- [WHAT YOU HAVE TO DO]
Using the listing below, select the lines with the word "JSON" and copy them.

- [PROVIDED MATERIAL]
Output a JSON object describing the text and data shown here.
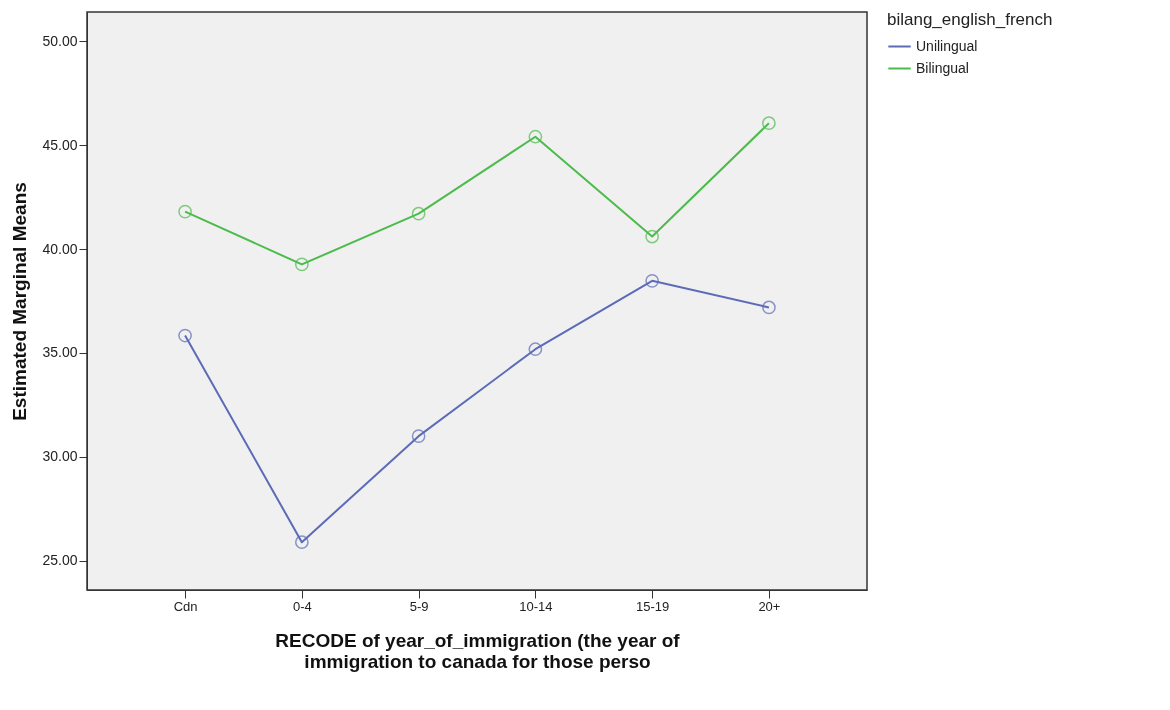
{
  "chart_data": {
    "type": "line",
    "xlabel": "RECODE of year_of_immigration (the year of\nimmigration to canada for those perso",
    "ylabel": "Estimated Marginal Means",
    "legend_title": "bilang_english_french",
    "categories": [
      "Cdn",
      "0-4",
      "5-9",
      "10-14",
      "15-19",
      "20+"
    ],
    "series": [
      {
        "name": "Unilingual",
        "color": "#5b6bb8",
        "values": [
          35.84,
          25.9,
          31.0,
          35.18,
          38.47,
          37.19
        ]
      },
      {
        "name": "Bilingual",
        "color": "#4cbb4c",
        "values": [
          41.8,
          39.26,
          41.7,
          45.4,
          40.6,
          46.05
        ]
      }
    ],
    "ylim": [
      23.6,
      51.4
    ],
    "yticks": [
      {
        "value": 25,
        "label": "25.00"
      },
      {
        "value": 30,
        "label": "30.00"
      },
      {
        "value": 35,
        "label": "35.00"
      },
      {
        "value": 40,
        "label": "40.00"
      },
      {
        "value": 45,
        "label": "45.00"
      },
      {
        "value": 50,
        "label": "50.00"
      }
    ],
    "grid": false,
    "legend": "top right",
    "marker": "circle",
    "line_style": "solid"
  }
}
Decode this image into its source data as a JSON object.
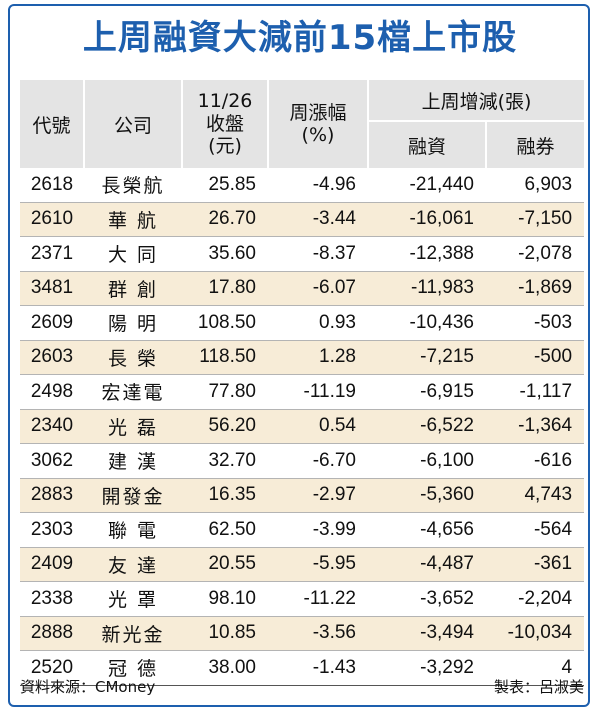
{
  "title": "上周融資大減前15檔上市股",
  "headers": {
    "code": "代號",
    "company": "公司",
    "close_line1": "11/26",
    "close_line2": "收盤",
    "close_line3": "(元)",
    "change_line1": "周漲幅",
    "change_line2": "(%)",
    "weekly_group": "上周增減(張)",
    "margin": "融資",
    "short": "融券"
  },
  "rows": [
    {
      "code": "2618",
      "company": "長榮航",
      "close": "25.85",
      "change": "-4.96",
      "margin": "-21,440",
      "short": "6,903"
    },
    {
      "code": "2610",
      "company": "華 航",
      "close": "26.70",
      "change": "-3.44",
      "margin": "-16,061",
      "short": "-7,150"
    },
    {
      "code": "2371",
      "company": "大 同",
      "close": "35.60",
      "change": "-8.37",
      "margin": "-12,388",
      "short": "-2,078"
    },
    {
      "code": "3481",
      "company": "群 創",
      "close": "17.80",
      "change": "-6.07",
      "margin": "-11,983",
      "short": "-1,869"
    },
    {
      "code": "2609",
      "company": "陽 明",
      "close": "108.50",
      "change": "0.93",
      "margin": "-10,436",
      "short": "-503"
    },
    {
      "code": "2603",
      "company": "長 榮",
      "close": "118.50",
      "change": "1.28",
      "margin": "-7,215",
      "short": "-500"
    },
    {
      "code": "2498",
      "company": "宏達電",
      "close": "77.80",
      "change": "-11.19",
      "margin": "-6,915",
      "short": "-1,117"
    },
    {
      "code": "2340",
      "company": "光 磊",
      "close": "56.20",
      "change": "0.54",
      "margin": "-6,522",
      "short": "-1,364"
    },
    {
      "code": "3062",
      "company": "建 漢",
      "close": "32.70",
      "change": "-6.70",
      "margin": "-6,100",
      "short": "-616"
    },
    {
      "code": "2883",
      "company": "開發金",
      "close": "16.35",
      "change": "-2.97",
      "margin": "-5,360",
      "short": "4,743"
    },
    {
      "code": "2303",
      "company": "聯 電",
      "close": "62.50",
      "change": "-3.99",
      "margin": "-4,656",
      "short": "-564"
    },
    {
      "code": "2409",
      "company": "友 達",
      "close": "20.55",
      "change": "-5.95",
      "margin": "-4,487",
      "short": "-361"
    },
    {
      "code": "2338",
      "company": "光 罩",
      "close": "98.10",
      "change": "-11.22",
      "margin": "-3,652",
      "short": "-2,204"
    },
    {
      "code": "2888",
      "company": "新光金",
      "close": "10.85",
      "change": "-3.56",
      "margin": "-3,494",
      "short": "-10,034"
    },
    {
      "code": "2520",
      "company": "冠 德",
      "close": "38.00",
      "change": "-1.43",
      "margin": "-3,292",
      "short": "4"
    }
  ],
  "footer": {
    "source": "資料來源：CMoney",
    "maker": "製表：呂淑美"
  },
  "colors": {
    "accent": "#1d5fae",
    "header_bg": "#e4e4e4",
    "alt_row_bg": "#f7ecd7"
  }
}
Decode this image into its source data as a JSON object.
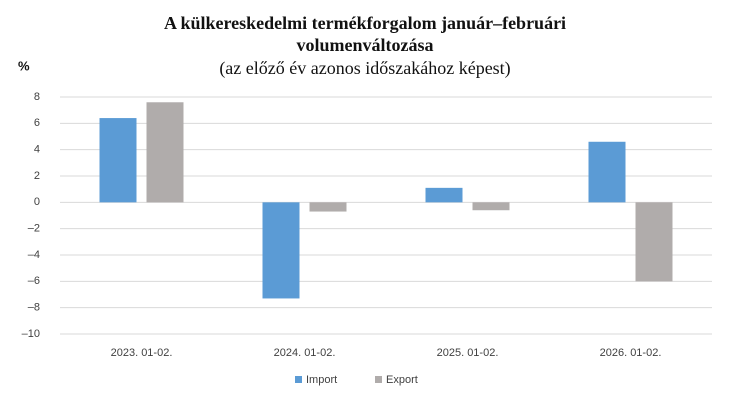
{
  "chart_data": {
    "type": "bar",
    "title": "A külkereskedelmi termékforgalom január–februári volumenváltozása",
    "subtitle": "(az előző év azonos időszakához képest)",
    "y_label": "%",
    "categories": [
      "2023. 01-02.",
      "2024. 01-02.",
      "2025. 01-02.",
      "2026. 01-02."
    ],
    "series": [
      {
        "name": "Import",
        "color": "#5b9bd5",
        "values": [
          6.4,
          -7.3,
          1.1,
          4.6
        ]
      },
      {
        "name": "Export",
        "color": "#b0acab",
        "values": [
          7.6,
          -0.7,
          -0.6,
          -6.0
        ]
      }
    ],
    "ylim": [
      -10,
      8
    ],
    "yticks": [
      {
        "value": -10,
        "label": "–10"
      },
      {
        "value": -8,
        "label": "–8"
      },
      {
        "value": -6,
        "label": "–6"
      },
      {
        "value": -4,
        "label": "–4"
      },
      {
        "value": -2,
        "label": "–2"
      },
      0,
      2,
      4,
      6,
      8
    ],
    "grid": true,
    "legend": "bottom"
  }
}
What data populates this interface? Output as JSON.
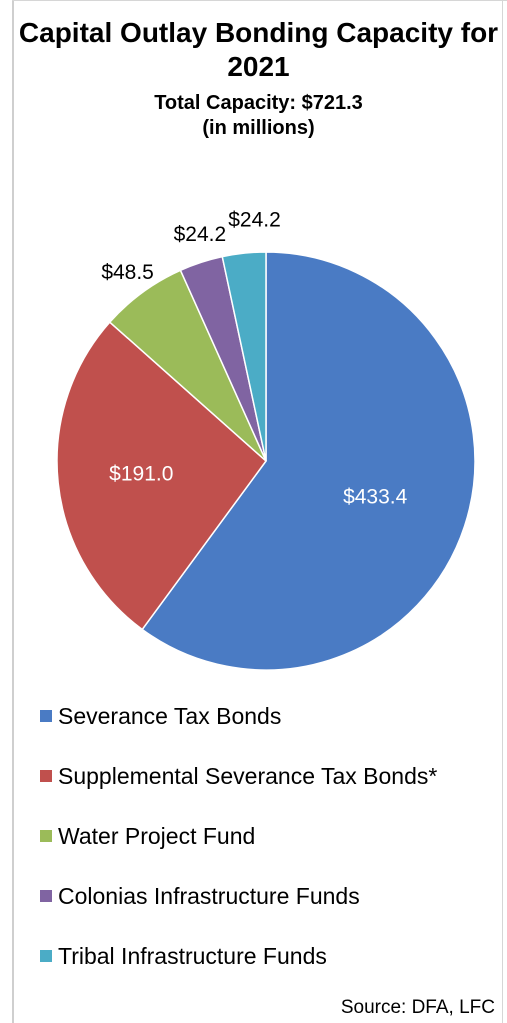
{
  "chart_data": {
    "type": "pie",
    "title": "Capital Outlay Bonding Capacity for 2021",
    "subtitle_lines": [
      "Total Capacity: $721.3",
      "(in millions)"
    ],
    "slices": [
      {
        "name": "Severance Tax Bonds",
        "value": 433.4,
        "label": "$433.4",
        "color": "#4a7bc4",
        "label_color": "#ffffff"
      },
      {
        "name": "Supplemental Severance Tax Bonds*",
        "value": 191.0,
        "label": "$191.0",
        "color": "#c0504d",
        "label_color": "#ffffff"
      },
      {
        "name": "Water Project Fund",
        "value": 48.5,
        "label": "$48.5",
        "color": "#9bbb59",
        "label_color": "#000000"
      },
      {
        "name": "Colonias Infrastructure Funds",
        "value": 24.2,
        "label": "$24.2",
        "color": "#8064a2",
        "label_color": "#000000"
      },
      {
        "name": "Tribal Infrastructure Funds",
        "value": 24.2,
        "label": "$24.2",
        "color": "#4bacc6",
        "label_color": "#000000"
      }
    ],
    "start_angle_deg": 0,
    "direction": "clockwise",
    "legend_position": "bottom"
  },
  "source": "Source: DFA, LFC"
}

- [SOLUTION FOR THIS EXERCISE]
Output a JSON object describing the text and data shown here.
Decode this image into its source data as a JSON object.
Decode this image into its source data as a JSON object.
What data populates this interface? Output as JSON.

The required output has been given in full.